**Written task**
Show all lines from the listing below that contain "直接内存".

Dataset items:
## begin
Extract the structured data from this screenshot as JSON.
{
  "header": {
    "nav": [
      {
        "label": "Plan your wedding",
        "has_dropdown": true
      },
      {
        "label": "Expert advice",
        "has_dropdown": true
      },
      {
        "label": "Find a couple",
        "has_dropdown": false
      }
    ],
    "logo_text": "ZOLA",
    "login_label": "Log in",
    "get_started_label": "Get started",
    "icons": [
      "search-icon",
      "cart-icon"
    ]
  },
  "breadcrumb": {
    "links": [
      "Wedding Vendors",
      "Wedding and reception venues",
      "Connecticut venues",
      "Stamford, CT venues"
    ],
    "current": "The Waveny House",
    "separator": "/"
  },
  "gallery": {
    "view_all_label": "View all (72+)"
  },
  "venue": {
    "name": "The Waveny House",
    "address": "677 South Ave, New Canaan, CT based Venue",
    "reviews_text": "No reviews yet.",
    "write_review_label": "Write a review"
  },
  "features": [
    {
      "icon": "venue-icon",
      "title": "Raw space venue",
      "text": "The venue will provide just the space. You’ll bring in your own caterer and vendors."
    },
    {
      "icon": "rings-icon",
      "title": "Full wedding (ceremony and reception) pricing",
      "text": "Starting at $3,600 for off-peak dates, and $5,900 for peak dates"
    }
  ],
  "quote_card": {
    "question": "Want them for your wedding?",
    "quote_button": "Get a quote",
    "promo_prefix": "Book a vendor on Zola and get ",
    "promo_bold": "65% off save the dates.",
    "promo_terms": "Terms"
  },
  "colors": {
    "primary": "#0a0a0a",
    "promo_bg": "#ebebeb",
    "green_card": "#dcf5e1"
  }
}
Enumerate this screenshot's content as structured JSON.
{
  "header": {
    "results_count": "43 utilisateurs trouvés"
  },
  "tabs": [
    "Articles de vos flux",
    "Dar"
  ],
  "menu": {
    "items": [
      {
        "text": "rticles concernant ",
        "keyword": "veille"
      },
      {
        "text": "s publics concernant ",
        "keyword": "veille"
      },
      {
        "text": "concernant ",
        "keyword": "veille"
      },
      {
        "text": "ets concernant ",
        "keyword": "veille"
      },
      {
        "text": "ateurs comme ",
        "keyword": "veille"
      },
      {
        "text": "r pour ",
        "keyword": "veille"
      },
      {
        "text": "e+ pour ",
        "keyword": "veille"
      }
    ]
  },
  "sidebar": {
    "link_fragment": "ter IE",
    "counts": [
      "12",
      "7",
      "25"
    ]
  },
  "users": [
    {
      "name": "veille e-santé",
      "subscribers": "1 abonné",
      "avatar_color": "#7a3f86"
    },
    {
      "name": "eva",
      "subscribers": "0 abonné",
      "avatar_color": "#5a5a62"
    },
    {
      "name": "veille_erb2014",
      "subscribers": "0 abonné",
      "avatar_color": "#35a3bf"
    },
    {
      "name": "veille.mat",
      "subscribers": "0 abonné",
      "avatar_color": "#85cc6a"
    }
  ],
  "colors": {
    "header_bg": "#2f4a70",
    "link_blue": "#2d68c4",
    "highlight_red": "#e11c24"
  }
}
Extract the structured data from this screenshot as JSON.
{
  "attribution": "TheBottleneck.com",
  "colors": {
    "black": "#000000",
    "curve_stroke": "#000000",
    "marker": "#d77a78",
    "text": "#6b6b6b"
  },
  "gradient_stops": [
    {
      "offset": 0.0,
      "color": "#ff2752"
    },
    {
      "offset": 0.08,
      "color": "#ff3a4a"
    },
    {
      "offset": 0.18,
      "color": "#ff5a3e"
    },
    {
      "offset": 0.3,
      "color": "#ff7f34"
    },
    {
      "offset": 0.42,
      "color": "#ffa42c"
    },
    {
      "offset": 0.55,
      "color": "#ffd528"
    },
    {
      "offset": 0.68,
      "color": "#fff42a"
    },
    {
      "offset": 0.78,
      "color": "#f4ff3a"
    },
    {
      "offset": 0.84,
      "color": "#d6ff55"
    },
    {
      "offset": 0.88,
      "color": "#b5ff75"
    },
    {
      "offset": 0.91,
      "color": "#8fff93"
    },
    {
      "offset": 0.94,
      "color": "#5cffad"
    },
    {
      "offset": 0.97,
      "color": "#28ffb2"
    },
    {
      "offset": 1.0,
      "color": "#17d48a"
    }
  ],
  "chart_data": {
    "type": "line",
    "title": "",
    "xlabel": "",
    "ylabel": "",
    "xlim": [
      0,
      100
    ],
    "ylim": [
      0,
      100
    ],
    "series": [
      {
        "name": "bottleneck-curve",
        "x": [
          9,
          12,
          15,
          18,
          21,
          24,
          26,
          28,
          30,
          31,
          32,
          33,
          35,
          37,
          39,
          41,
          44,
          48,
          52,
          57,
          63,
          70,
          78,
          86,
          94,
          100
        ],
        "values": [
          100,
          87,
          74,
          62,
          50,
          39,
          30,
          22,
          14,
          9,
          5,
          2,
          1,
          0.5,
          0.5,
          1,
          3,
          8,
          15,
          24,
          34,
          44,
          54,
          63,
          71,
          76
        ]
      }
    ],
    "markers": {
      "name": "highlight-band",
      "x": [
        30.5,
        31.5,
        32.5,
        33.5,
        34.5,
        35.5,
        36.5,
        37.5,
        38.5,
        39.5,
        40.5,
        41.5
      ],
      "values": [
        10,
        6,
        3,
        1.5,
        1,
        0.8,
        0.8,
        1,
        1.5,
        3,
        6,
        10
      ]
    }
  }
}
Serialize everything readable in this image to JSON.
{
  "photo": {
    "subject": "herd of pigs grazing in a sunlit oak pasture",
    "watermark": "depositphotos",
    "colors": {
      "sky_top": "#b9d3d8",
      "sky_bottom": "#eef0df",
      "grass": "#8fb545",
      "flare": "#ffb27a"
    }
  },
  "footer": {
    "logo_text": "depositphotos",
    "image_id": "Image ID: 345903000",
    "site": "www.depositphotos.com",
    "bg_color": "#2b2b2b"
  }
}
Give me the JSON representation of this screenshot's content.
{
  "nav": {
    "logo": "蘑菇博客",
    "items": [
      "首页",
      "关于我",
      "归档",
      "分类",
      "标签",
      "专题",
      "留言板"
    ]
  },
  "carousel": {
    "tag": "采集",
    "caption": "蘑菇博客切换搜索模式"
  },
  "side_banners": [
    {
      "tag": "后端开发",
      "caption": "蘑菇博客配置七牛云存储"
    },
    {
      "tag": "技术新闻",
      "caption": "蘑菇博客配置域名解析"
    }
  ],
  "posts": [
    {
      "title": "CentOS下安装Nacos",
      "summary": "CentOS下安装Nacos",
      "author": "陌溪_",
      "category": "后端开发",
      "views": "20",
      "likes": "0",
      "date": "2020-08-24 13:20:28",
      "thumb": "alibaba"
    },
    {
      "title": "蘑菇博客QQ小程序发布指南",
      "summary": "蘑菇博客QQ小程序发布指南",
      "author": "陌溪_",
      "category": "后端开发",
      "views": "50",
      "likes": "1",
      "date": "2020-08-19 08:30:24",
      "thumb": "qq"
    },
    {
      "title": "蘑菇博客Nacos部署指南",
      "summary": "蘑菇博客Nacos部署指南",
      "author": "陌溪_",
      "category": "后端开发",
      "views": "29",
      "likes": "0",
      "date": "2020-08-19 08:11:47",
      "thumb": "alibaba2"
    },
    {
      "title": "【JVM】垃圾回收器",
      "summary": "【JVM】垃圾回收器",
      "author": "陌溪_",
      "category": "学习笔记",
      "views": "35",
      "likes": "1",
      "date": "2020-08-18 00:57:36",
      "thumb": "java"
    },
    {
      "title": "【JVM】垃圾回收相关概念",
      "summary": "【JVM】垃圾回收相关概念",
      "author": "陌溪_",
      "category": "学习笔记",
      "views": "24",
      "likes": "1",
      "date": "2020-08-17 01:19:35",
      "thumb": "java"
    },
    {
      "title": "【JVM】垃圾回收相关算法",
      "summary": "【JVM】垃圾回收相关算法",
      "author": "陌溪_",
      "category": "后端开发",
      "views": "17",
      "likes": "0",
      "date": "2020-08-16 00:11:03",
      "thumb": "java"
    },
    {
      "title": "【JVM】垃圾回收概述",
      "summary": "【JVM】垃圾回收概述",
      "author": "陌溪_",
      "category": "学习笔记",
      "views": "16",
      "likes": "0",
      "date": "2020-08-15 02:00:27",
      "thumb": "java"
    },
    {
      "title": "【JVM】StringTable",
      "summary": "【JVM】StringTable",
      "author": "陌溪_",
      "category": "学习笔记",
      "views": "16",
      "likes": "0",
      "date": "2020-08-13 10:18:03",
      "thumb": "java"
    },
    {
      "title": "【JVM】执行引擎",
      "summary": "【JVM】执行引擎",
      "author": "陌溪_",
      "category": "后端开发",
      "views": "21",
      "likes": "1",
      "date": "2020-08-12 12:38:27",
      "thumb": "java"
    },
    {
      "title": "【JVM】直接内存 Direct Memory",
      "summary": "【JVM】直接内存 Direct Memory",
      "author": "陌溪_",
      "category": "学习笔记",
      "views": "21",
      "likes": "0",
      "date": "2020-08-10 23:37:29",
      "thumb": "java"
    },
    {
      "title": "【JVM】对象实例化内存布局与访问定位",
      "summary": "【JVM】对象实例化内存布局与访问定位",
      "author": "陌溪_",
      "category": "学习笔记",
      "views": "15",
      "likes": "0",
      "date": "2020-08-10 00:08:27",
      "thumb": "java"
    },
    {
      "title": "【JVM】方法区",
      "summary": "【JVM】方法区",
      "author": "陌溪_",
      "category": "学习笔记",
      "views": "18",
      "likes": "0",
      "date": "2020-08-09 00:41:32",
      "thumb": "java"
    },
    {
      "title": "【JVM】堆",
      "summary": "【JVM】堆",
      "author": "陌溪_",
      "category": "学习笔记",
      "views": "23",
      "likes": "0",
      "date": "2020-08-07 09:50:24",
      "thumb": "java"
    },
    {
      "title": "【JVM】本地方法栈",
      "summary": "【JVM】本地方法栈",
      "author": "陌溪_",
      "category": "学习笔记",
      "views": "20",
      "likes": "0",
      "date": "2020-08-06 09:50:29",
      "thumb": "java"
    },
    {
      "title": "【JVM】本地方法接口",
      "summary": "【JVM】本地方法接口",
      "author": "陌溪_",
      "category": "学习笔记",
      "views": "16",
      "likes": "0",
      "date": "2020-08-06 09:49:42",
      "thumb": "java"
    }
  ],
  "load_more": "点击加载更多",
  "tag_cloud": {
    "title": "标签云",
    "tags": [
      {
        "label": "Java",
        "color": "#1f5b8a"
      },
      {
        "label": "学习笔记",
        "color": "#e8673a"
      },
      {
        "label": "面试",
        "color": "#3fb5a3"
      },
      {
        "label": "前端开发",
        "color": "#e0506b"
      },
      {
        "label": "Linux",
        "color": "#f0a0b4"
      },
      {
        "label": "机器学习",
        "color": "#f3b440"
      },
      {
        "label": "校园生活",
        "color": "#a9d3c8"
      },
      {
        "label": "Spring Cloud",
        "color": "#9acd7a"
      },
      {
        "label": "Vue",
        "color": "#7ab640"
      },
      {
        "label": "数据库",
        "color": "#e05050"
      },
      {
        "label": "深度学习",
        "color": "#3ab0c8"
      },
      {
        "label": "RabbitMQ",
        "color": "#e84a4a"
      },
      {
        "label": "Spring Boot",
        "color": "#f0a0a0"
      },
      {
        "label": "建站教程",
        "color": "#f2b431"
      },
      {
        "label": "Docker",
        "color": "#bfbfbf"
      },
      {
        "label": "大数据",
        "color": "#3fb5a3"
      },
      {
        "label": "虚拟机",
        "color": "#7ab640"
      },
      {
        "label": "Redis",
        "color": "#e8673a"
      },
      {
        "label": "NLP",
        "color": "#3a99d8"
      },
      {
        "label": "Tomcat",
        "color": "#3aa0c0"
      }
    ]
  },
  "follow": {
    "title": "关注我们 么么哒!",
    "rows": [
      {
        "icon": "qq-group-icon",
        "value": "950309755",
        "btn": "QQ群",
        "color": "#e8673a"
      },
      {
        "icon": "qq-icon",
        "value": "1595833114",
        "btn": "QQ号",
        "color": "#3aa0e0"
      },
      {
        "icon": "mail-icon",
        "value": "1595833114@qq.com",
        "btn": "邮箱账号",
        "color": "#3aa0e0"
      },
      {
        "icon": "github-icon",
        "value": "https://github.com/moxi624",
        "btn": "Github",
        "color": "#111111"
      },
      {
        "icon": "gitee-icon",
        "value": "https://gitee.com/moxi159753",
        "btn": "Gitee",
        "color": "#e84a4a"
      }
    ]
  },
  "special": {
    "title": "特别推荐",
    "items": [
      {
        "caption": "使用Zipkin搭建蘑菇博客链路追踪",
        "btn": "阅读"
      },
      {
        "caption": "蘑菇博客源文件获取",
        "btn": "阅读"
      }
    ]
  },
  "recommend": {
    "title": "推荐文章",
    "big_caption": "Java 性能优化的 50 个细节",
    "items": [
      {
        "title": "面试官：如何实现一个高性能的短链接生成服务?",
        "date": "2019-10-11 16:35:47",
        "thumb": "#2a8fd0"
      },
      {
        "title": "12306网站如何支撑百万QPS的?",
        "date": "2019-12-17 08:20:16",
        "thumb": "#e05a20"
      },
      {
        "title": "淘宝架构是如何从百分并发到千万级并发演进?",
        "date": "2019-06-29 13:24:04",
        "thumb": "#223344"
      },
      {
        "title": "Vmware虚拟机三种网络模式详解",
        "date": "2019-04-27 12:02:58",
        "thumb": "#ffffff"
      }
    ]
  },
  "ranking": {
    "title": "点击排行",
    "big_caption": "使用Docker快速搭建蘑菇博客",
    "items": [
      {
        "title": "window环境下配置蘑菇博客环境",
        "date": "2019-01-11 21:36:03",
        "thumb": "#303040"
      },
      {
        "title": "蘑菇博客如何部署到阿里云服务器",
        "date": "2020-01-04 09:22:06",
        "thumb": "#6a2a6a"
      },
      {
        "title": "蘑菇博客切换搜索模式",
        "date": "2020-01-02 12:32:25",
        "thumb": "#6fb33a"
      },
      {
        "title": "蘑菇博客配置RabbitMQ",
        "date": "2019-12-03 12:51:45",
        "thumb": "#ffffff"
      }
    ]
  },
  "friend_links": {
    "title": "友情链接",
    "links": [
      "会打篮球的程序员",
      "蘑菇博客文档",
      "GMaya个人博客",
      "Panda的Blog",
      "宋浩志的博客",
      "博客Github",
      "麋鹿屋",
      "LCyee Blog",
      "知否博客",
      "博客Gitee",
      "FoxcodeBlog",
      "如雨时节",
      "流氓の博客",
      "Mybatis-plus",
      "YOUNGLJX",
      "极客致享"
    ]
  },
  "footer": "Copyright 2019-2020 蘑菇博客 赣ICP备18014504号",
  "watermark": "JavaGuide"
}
## end
**Result for this exercise**
      "title": "【JVM】直接内存 Direct Memory",
      "summary": "【JVM】直接内存 Direct Memory",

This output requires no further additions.